TASK REQUIREMENTS
Transcribe the records that follow. Keep every word exactly, and drop the pictures.

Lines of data
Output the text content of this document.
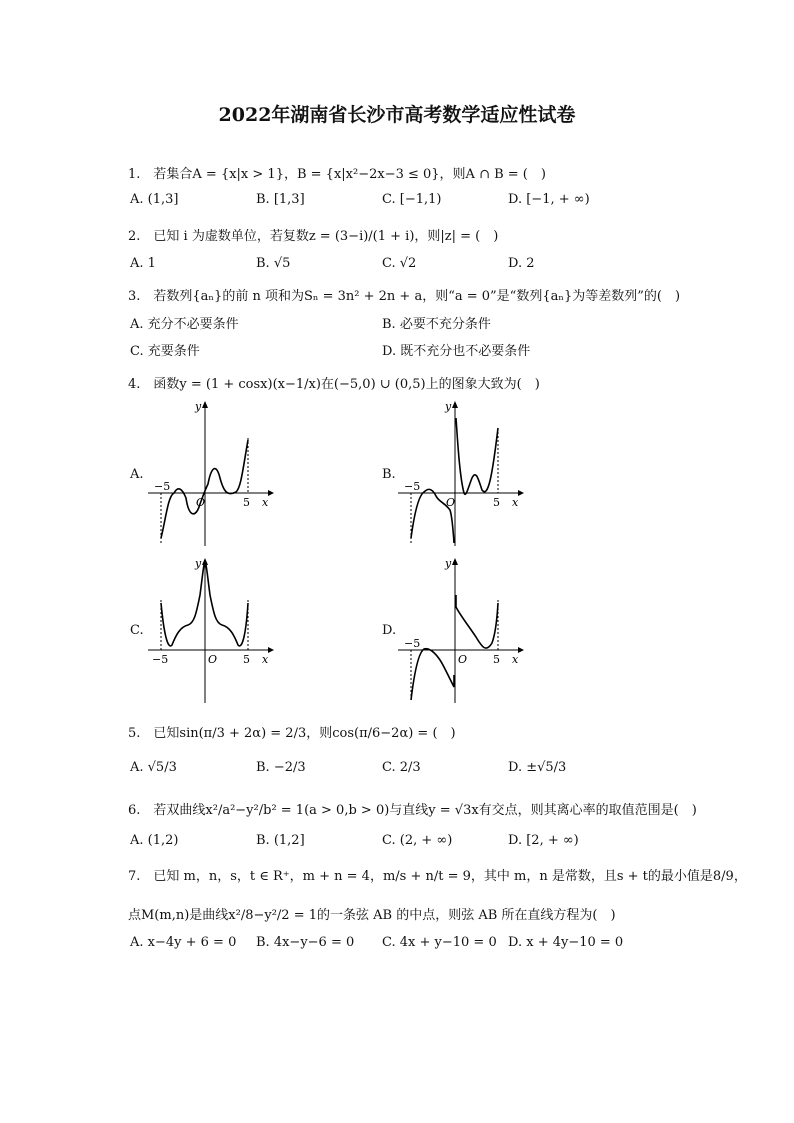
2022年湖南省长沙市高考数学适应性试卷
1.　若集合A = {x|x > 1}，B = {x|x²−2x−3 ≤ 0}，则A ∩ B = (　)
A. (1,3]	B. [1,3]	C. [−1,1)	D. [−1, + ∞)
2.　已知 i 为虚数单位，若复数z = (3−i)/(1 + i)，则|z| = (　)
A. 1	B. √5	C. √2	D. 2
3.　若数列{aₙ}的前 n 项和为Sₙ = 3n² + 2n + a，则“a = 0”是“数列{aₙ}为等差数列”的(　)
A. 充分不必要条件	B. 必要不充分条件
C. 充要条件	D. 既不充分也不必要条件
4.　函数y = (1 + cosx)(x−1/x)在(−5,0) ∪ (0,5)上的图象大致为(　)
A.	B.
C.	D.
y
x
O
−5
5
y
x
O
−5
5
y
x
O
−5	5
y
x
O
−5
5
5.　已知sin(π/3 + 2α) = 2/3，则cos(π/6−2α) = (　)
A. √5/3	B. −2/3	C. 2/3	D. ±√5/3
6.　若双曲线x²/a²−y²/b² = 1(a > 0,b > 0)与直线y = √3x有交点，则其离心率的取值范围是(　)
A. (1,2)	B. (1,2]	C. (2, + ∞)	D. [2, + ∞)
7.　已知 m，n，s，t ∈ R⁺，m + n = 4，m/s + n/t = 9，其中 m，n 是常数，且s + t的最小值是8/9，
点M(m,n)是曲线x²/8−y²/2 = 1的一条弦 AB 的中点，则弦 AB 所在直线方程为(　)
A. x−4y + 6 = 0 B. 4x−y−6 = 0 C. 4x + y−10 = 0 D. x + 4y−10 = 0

COMPLETE ANSWER
Output the text content of this document.
2022年湖南省长沙市高考数学适应性试卷
1.　若集合A = {x|x > 1}，B = {x|x²−2x−3 ≤ 0}，则A ∩ B = (　)
A. (1,3]	B. [1,3]	C. [−1,1)	D. [−1, + ∞)
2.　已知 i 为虚数单位，若复数z = (3−i)/(1 + i)，则|z| = (　)
A. 1	B. √5	C. √2	D. 2
3.　若数列{aₙ}的前 n 项和为Sₙ = 3n² + 2n + a，则“a = 0”是“数列{aₙ}为等差数列”的(　)
A. 充分不必要条件	B. 必要不充分条件
C. 充要条件	D. 既不充分也不必要条件
4.　函数y = (1 + cosx)(x−1/x)在(−5,0) ∪ (0,5)上的图象大致为(　)
A.	B.
C.	D.
y
x
O
−5
5
y
x
O
−5
5
y
x
O
−5	5
y
x
O
−5
5
5.　已知sin(π/3 + 2α) = 2/3，则cos(π/6−2α) = (　)
A. √5/3	B. −2/3	C. 2/3	D. ±√5/3
6.　若双曲线x²/a²−y²/b² = 1(a > 0,b > 0)与直线y = √3x有交点，则其离心率的取值范围是(　)
A. (1,2)	B. (1,2]	C. (2, + ∞)	D. [2, + ∞)
7.　已知 m，n，s，t ∈ R⁺，m + n = 4，m/s + n/t = 9，其中 m，n 是常数，且s + t的最小值是8/9，
点M(m,n)是曲线x²/8−y²/2 = 1的一条弦 AB 的中点，则弦 AB 所在直线方程为(　)
A. x−4y + 6 = 0 B. 4x−y−6 = 0 C. 4x + y−10 = 0 D. x + 4y−10 = 0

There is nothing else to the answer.